STORED RECORDS:
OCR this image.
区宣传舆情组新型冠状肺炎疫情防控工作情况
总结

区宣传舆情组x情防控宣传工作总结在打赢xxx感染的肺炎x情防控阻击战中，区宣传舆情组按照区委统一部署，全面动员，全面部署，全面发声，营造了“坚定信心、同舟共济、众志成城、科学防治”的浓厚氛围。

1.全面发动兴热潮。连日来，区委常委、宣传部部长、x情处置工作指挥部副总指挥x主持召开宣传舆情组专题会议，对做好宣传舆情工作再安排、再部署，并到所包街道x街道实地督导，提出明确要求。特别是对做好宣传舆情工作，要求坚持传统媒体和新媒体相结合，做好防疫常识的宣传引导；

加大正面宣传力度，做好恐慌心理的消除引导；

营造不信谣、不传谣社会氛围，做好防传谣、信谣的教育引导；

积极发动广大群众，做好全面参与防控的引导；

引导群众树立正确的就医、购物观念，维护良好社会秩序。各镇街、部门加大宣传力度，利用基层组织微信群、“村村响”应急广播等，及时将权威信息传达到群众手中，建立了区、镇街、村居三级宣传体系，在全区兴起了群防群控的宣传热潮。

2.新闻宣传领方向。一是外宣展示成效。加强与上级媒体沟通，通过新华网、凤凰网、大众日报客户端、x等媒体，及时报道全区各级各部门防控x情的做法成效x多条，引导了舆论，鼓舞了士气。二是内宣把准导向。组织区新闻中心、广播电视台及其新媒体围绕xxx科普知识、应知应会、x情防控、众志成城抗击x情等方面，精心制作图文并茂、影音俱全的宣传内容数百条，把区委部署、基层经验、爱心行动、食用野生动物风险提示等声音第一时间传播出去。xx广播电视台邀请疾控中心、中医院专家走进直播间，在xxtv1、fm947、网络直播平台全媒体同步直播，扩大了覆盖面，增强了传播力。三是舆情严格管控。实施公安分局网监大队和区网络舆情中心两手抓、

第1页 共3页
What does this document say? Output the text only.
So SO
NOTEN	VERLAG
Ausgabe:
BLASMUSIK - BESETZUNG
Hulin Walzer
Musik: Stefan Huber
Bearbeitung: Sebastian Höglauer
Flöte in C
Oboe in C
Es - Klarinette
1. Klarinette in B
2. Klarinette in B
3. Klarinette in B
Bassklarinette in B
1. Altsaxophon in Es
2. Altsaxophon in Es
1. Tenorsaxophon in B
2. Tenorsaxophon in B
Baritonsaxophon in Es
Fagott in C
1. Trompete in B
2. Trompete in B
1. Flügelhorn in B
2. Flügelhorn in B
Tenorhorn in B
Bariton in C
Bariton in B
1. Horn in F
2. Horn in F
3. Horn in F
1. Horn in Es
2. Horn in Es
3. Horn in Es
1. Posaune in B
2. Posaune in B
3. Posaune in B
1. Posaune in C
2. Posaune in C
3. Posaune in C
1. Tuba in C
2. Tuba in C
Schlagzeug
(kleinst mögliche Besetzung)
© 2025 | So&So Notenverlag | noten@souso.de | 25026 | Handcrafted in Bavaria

TASK STATEMENT:
Work out how many lines of the data above contain the string "this" and give the number alone.

FULL SOLUTION:
2